Extracts from a graphics dataset:
____
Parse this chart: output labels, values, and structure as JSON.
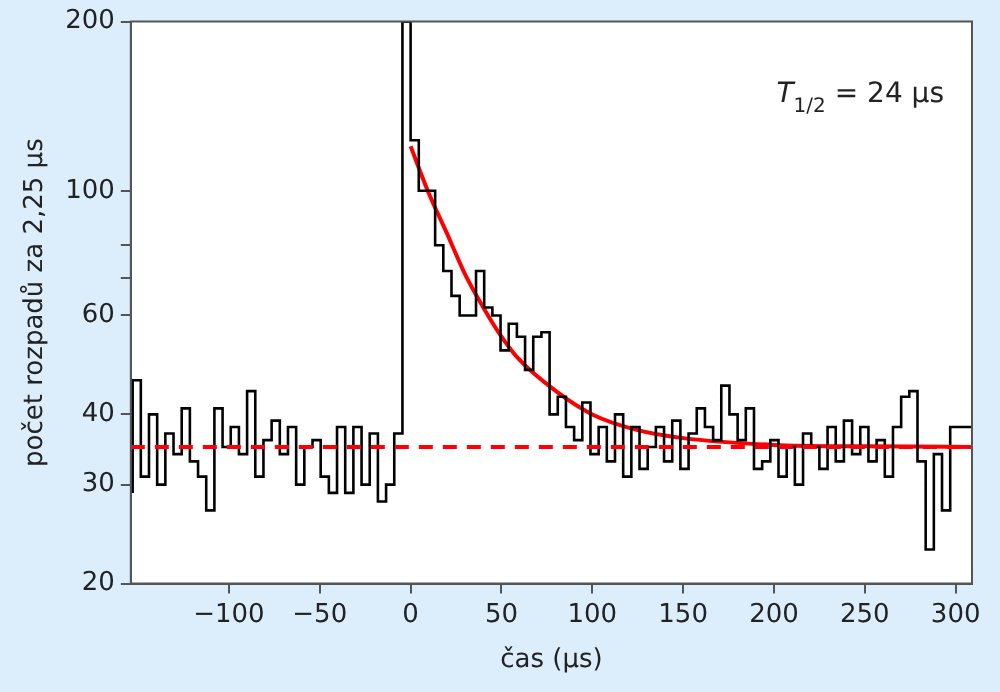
{
  "chart_data": {
    "type": "step",
    "xlabel": "čas (µs)",
    "ylabel": "počet rozpadů za 2,25 µs",
    "annotations": [
      "T$_{1/2}$ = 24 µs"
    ],
    "log": "y",
    "grid": false,
    "legend": false,
    "xlim": [
      -154,
      309
    ],
    "xticks": [
      {
        "value": -100,
        "label": "−100"
      },
      {
        "value": -50,
        "label": "−50"
      },
      0,
      50,
      100,
      150,
      200,
      250,
      300
    ],
    "ylim": [
      20,
      200
    ],
    "yticks": [
      20,
      30,
      40,
      60,
      {
        "value": 70,
        "label": null
      },
      {
        "value": 80,
        "label": null
      },
      100,
      200
    ],
    "ref_lines": [
      {
        "axis": "y",
        "value": 35,
        "color": "#ff0000",
        "line_style": "dashed"
      }
    ],
    "series": [
      {
        "color": "#000000",
        "x": [
          -153,
          -148.5,
          -144,
          -139.5,
          -135,
          -130.5,
          -126,
          -121.5,
          -117,
          -112.5,
          -108,
          -103.5,
          -99,
          -94.5,
          -90,
          -85.5,
          -81,
          -76.5,
          -72,
          -67.5,
          -63,
          -58.5,
          -54,
          -49.5,
          -45,
          -40.5,
          -36,
          -31.5,
          -27,
          -22.5,
          -18,
          -13.5,
          -9,
          -4.5,
          0,
          4.5,
          9,
          13.5,
          18,
          22.5,
          27,
          31.5,
          36,
          40.5,
          45,
          49.5,
          54,
          58.5,
          63,
          67.5,
          72,
          76.5,
          81,
          85.5,
          90,
          94.5,
          99,
          103.5,
          108,
          112.5,
          117,
          121.5,
          126,
          130.5,
          135,
          139.5,
          144,
          148.5,
          153,
          157.5,
          162,
          166.5,
          171,
          175.5,
          180,
          184.5,
          189,
          193.5,
          198,
          202.5,
          207,
          211.5,
          216,
          220.5,
          225,
          229.5,
          234,
          238.5,
          243,
          247.5,
          252,
          256.5,
          261,
          265.5,
          270,
          274.5,
          279,
          283.5,
          288,
          292.5,
          297,
          301.5,
          309
        ],
        "values": [
          29,
          46,
          31,
          40,
          30,
          37,
          34,
          41,
          33,
          31,
          27,
          41,
          35,
          38,
          34,
          44,
          31,
          36,
          39,
          34,
          38,
          30,
          35,
          36,
          31,
          29,
          38,
          29,
          38,
          30,
          37,
          28,
          30,
          37,
          200,
          123,
          100,
          100,
          80,
          72,
          65,
          60,
          60,
          72,
          62,
          60,
          52,
          58,
          55,
          48,
          55,
          56,
          40,
          43,
          38,
          36,
          42,
          34,
          38,
          33,
          40,
          31,
          38,
          32,
          35,
          38,
          33,
          39,
          32,
          37,
          41,
          38,
          36,
          45,
          40,
          36,
          41,
          32,
          33,
          36,
          31,
          35,
          30,
          37,
          35,
          32,
          38,
          33,
          39,
          34,
          38,
          33,
          36,
          31,
          38,
          43,
          44,
          33,
          23,
          34,
          27,
          38,
          38
        ]
      },
      {
        "type": "line",
        "color": "#ff0000",
        "x": [
          0,
          10,
          20,
          30,
          40,
          50,
          60,
          80,
          100,
          125,
          150,
          200,
          250,
          309
        ],
        "values": [
          120,
          99,
          84,
          71,
          62,
          55,
          50,
          44,
          40,
          37.5,
          36.3,
          35.3,
          35.1,
          35
        ]
      }
    ]
  }
}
____
Print out every entry above without changing a word, and leave out the pictures.

Parse this chart: output labels, values, and structure as JSON.
{
  "chart_data": {
    "type": "step",
    "xlabel": "čas (µs)",
    "ylabel": "počet rozpadů za 2,25 µs",
    "annotations": [
      "T$_{1/2}$ = 24 µs"
    ],
    "log": "y",
    "grid": false,
    "legend": false,
    "xlim": [
      -154,
      309
    ],
    "xticks": [
      {
        "value": -100,
        "label": "−100"
      },
      {
        "value": -50,
        "label": "−50"
      },
      0,
      50,
      100,
      150,
      200,
      250,
      300
    ],
    "ylim": [
      20,
      200
    ],
    "yticks": [
      20,
      30,
      40,
      60,
      {
        "value": 70,
        "label": null
      },
      {
        "value": 80,
        "label": null
      },
      100,
      200
    ],
    "ref_lines": [
      {
        "axis": "y",
        "value": 35,
        "color": "#ff0000",
        "line_style": "dashed"
      }
    ],
    "series": [
      {
        "color": "#000000",
        "x": [
          -153,
          -148.5,
          -144,
          -139.5,
          -135,
          -130.5,
          -126,
          -121.5,
          -117,
          -112.5,
          -108,
          -103.5,
          -99,
          -94.5,
          -90,
          -85.5,
          -81,
          -76.5,
          -72,
          -67.5,
          -63,
          -58.5,
          -54,
          -49.5,
          -45,
          -40.5,
          -36,
          -31.5,
          -27,
          -22.5,
          -18,
          -13.5,
          -9,
          -4.5,
          0,
          4.5,
          9,
          13.5,
          18,
          22.5,
          27,
          31.5,
          36,
          40.5,
          45,
          49.5,
          54,
          58.5,
          63,
          67.5,
          72,
          76.5,
          81,
          85.5,
          90,
          94.5,
          99,
          103.5,
          108,
          112.5,
          117,
          121.5,
          126,
          130.5,
          135,
          139.5,
          144,
          148.5,
          153,
          157.5,
          162,
          166.5,
          171,
          175.5,
          180,
          184.5,
          189,
          193.5,
          198,
          202.5,
          207,
          211.5,
          216,
          220.5,
          225,
          229.5,
          234,
          238.5,
          243,
          247.5,
          252,
          256.5,
          261,
          265.5,
          270,
          274.5,
          279,
          283.5,
          288,
          292.5,
          297,
          301.5,
          309
        ],
        "values": [
          29,
          46,
          31,
          40,
          30,
          37,
          34,
          41,
          33,
          31,
          27,
          41,
          35,
          38,
          34,
          44,
          31,
          36,
          39,
          34,
          38,
          30,
          35,
          36,
          31,
          29,
          38,
          29,
          38,
          30,
          37,
          28,
          30,
          37,
          200,
          123,
          100,
          100,
          80,
          72,
          65,
          60,
          60,
          72,
          62,
          60,
          52,
          58,
          55,
          48,
          55,
          56,
          40,
          43,
          38,
          36,
          42,
          34,
          38,
          33,
          40,
          31,
          38,
          32,
          35,
          38,
          33,
          39,
          32,
          37,
          41,
          38,
          36,
          45,
          40,
          36,
          41,
          32,
          33,
          36,
          31,
          35,
          30,
          37,
          35,
          32,
          38,
          33,
          39,
          34,
          38,
          33,
          36,
          31,
          38,
          43,
          44,
          33,
          23,
          34,
          27,
          38,
          38
        ]
      },
      {
        "type": "line",
        "color": "#ff0000",
        "x": [
          0,
          10,
          20,
          30,
          40,
          50,
          60,
          80,
          100,
          125,
          150,
          200,
          250,
          309
        ],
        "values": [
          120,
          99,
          84,
          71,
          62,
          55,
          50,
          44,
          40,
          37.5,
          36.3,
          35.3,
          35.1,
          35
        ]
      }
    ]
  }
}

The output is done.